Set down exactly the lines from the one containing "What text is on this page?" through the end of the records below, both included, and nothing else.

◆ ◆ ◆ ◆ ◆ ◆ ◆

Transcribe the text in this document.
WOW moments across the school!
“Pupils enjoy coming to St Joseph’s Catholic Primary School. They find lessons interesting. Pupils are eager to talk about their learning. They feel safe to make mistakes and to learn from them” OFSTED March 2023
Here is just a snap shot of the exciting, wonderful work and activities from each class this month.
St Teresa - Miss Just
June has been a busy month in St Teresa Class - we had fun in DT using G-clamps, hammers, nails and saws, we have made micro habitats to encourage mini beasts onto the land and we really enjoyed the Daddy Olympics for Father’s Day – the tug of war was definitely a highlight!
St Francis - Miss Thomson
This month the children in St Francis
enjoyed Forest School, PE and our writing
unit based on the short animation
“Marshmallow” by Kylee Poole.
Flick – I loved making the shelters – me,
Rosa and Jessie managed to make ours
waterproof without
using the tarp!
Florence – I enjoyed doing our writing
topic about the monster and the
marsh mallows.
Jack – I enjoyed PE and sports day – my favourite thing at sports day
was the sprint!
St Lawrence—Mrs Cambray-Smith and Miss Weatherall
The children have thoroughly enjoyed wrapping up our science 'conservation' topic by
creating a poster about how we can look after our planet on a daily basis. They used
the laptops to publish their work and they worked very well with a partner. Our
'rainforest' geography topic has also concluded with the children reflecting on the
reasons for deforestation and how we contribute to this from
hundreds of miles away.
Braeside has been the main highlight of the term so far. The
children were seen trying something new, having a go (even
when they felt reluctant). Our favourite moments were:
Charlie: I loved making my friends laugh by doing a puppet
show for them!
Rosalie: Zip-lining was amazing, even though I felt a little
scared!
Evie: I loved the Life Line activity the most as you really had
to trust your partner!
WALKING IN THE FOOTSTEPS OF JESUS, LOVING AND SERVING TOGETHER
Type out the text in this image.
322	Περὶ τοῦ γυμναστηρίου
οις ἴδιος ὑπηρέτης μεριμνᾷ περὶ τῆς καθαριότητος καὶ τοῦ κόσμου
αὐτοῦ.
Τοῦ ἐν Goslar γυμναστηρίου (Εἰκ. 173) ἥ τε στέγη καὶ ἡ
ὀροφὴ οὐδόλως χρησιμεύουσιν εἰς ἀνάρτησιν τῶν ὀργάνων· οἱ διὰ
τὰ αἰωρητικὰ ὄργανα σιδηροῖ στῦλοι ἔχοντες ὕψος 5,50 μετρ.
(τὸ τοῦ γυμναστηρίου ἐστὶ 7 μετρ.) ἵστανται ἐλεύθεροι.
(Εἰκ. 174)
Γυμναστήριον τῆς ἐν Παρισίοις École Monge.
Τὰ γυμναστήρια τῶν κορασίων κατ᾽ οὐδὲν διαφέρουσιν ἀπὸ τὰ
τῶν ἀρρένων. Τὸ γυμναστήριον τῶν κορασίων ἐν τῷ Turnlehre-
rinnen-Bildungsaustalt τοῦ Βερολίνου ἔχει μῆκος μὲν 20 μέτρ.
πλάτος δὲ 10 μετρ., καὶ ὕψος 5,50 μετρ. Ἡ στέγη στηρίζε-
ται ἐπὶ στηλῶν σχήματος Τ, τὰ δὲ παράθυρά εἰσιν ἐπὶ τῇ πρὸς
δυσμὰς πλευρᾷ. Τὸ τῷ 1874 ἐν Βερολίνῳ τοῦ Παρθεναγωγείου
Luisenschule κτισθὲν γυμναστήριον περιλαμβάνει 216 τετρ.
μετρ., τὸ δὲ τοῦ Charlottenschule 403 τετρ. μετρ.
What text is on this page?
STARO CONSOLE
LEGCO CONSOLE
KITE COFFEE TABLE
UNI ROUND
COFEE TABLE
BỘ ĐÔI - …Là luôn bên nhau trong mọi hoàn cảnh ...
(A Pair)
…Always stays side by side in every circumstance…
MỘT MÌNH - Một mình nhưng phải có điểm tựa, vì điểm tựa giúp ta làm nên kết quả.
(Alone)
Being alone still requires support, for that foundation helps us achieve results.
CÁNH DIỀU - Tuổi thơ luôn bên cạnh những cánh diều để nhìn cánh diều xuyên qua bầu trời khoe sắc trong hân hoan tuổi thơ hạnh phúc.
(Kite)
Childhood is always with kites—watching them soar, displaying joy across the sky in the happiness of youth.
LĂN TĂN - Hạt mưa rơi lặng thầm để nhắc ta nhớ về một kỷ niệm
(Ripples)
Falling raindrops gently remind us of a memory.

◆ ◆ ◆ ◆ ◆ ◆ ◆

Result for this exercise >>
What text is on this page?
STARO CONSOLE
LEGCO CONSOLE
KITE COFFEE TABLE
UNI ROUND
COFEE TABLE
BỘ ĐÔI - …Là luôn bên nhau trong mọi hoàn cảnh ...
(A Pair)
…Always stays side by side in every circumstance…
MỘT MÌNH - Một mình nhưng phải có điểm tựa, vì điểm tựa giúp ta làm nên kết quả.
(Alone)
Being alone still requires support, for that foundation helps us achieve results.
CÁNH DIỀU - Tuổi thơ luôn bên cạnh những cánh diều để nhìn cánh diều xuyên qua bầu trời khoe sắc trong hân hoan tuổi thơ hạnh phúc.
(Kite)
Childhood is always with kites—watching them soar, displaying joy across the sky in the happiness of youth.
LĂN TĂN - Hạt mưa rơi lặng thầm để nhắc ta nhớ về một kỷ niệm
(Ripples)
Falling raindrops gently remind us of a memory.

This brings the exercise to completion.